Figure dataset records
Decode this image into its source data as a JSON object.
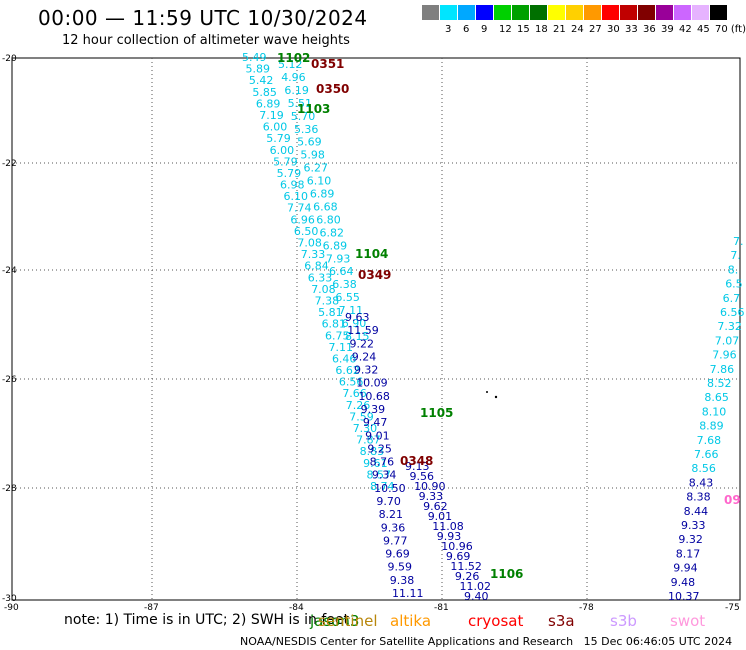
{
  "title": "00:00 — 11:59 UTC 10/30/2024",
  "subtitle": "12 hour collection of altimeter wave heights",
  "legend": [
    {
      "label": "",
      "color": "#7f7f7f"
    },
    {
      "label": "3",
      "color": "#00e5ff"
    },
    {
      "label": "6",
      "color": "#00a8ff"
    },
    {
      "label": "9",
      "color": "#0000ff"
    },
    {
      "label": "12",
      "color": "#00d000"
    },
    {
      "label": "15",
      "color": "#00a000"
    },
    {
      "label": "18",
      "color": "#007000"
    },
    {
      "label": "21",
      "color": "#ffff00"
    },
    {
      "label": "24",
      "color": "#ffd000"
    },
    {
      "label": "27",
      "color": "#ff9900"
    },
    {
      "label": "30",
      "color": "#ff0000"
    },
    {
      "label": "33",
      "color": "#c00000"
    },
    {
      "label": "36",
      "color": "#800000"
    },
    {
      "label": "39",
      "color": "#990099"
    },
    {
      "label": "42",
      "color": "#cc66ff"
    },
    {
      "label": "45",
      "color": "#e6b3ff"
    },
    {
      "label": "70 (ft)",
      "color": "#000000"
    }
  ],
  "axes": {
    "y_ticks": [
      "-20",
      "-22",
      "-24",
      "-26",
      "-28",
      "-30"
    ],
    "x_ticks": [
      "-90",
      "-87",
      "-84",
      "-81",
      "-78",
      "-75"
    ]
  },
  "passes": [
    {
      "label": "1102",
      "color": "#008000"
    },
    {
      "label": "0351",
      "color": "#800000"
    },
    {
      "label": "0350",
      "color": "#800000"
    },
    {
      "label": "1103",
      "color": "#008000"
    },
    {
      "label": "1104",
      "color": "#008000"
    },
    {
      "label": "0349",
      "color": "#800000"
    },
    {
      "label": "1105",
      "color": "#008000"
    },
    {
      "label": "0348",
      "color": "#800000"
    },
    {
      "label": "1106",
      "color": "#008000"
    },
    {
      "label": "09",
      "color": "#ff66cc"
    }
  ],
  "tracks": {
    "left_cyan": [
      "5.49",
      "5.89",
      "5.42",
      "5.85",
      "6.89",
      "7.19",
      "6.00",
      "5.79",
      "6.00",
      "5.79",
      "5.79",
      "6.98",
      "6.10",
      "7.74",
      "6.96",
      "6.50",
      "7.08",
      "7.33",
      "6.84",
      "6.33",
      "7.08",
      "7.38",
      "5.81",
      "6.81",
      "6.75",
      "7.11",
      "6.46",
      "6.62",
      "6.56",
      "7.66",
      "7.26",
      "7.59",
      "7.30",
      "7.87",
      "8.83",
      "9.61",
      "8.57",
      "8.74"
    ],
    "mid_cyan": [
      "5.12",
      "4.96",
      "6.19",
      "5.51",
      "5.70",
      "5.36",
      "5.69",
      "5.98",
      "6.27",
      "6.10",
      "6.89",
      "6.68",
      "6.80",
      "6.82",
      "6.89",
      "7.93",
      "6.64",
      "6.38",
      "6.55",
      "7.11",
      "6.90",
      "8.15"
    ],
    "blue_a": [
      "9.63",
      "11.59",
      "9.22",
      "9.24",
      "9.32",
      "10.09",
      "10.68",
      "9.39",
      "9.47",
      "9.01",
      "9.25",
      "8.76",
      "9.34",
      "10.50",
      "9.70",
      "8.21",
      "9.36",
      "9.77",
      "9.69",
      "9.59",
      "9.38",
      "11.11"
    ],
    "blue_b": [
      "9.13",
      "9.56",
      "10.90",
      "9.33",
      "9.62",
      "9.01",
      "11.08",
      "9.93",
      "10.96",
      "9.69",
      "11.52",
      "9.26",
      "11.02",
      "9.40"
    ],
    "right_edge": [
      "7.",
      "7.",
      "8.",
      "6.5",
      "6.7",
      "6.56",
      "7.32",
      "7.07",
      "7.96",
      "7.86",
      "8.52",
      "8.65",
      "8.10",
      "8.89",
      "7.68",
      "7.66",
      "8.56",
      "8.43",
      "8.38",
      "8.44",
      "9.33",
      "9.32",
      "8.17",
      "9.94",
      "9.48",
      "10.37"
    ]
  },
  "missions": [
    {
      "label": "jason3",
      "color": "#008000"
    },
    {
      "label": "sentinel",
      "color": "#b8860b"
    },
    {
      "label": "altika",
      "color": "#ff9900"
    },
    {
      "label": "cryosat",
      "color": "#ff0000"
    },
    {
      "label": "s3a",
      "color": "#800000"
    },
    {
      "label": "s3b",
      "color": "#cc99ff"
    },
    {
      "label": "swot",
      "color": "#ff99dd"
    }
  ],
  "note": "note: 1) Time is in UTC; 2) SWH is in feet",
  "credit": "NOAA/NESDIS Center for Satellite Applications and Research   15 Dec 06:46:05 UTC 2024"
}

--

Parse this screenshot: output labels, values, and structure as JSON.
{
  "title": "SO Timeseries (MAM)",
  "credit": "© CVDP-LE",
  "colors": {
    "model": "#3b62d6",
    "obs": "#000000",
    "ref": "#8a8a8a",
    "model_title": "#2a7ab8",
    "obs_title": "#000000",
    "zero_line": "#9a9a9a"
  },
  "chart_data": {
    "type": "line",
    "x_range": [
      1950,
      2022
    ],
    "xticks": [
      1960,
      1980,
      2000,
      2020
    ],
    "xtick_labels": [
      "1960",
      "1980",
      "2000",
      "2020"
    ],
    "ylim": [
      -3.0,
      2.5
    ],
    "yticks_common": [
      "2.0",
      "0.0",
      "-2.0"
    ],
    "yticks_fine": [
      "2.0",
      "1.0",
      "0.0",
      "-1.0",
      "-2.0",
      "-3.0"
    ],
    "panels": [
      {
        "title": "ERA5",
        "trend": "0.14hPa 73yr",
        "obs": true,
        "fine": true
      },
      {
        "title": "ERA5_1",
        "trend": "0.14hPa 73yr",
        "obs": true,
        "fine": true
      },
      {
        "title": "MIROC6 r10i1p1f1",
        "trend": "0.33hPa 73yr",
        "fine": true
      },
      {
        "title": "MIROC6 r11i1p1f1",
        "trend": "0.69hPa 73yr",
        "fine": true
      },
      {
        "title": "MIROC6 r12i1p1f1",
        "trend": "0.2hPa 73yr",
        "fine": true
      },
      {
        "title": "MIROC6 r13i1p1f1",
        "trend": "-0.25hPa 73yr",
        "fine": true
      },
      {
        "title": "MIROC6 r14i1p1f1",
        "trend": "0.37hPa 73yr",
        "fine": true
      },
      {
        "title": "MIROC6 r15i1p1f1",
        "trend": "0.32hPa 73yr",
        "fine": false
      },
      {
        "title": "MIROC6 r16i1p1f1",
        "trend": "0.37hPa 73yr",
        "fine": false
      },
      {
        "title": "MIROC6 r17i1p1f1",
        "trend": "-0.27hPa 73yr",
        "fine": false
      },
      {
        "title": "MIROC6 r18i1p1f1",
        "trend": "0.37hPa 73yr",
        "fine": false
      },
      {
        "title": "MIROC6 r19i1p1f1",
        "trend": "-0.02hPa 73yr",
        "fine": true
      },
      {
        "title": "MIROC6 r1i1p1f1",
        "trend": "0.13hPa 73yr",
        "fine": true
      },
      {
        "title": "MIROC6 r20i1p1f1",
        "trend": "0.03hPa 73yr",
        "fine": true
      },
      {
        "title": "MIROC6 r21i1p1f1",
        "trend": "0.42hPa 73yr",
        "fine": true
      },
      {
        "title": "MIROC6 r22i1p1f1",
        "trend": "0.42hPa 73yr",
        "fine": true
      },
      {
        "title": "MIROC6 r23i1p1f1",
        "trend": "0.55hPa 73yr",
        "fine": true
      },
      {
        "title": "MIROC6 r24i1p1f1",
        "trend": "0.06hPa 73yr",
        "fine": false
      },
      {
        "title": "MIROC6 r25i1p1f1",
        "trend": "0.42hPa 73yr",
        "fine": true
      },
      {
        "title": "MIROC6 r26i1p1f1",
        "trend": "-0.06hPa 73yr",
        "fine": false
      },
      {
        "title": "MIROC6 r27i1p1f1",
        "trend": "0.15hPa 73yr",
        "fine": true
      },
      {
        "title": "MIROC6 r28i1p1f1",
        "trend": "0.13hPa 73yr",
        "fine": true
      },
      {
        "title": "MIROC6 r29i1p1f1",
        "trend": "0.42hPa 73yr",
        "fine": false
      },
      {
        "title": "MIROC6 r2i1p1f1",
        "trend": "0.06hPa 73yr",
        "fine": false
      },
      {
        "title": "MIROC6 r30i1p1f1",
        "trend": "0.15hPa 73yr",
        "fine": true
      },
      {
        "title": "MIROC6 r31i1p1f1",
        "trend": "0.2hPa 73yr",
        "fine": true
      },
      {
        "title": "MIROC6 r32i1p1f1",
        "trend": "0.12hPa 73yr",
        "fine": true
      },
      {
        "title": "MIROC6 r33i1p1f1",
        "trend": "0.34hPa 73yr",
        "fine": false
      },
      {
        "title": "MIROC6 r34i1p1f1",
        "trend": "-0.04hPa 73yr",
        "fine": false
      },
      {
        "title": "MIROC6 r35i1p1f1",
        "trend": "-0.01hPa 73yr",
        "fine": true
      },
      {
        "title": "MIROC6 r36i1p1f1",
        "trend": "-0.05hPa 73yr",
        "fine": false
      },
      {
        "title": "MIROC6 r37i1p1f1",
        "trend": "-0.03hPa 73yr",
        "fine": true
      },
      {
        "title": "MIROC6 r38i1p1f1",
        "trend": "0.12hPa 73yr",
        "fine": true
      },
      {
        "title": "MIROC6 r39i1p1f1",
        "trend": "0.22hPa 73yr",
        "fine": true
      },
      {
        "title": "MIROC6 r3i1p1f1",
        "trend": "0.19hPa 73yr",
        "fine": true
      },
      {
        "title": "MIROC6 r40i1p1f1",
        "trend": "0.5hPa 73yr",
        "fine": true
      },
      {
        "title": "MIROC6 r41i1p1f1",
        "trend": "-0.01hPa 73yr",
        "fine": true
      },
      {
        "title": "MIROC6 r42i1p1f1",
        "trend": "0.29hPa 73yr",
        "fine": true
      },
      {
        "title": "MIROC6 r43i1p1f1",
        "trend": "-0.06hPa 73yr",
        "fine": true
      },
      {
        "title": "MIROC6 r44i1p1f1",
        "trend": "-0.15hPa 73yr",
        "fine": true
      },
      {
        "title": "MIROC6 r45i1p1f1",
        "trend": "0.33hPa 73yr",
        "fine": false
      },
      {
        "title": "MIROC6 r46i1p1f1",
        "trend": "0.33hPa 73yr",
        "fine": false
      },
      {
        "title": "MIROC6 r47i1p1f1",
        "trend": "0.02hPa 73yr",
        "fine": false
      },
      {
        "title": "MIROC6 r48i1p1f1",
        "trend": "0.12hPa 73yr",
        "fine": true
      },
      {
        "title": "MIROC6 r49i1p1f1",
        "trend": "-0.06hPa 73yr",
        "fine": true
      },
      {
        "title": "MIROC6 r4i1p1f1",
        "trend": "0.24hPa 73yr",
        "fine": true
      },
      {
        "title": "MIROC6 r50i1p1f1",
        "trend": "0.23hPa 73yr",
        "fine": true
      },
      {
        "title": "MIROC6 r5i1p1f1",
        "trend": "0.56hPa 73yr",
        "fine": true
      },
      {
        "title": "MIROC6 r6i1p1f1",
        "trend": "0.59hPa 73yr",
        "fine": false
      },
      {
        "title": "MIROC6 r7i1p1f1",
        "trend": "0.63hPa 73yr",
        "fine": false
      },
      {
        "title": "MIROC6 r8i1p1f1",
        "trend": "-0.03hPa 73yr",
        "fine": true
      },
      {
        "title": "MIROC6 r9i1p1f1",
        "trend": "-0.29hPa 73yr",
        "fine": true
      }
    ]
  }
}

==

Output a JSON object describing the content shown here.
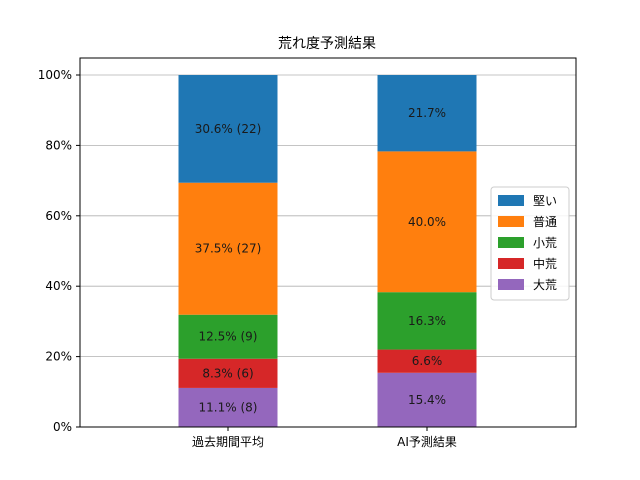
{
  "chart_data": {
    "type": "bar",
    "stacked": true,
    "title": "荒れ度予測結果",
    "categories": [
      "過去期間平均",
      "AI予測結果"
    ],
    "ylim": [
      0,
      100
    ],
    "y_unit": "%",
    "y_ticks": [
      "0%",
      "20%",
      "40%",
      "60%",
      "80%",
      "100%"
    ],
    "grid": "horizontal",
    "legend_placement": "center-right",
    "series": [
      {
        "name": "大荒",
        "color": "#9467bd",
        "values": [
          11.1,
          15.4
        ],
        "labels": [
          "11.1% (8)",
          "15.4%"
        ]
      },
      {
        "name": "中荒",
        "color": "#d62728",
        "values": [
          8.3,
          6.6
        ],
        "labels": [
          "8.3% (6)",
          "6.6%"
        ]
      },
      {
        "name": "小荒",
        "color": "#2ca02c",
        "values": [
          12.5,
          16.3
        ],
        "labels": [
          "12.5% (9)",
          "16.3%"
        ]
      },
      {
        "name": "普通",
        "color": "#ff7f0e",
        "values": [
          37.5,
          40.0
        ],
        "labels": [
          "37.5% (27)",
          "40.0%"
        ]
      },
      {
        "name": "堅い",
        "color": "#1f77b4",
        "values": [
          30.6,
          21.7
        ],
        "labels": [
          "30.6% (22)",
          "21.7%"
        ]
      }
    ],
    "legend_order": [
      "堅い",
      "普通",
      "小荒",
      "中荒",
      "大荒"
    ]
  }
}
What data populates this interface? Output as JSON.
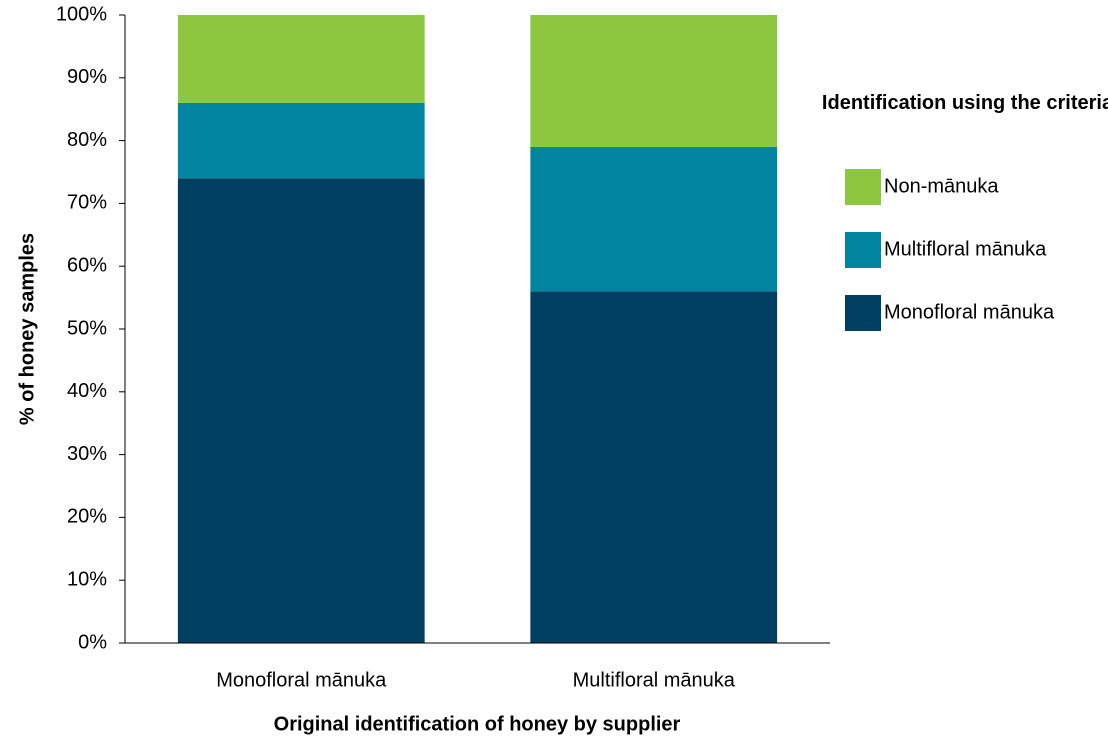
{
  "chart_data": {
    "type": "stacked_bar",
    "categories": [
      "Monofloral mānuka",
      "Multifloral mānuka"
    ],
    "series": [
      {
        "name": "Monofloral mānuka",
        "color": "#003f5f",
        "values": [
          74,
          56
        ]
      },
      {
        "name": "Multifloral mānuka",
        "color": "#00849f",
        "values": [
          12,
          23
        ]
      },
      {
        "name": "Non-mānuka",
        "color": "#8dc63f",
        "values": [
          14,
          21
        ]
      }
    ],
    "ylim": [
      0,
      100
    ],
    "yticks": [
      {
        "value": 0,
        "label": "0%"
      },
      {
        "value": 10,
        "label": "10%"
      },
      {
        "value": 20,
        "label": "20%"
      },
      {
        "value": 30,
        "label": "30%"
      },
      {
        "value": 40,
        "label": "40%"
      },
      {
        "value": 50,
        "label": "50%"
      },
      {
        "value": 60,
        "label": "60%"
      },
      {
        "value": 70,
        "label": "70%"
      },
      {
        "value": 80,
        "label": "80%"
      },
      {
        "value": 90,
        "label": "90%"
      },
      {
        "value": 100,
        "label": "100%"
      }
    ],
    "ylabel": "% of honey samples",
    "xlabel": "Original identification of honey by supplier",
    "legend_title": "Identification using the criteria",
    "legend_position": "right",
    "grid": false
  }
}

* _OBJECTIVE_
Gather each line in these records that contains the string "honey".

* _SOLUTION TO THE EXERCISE_
    "ylabel": "% of honey samples",
    "xlabel": "Original identification of honey by supplier",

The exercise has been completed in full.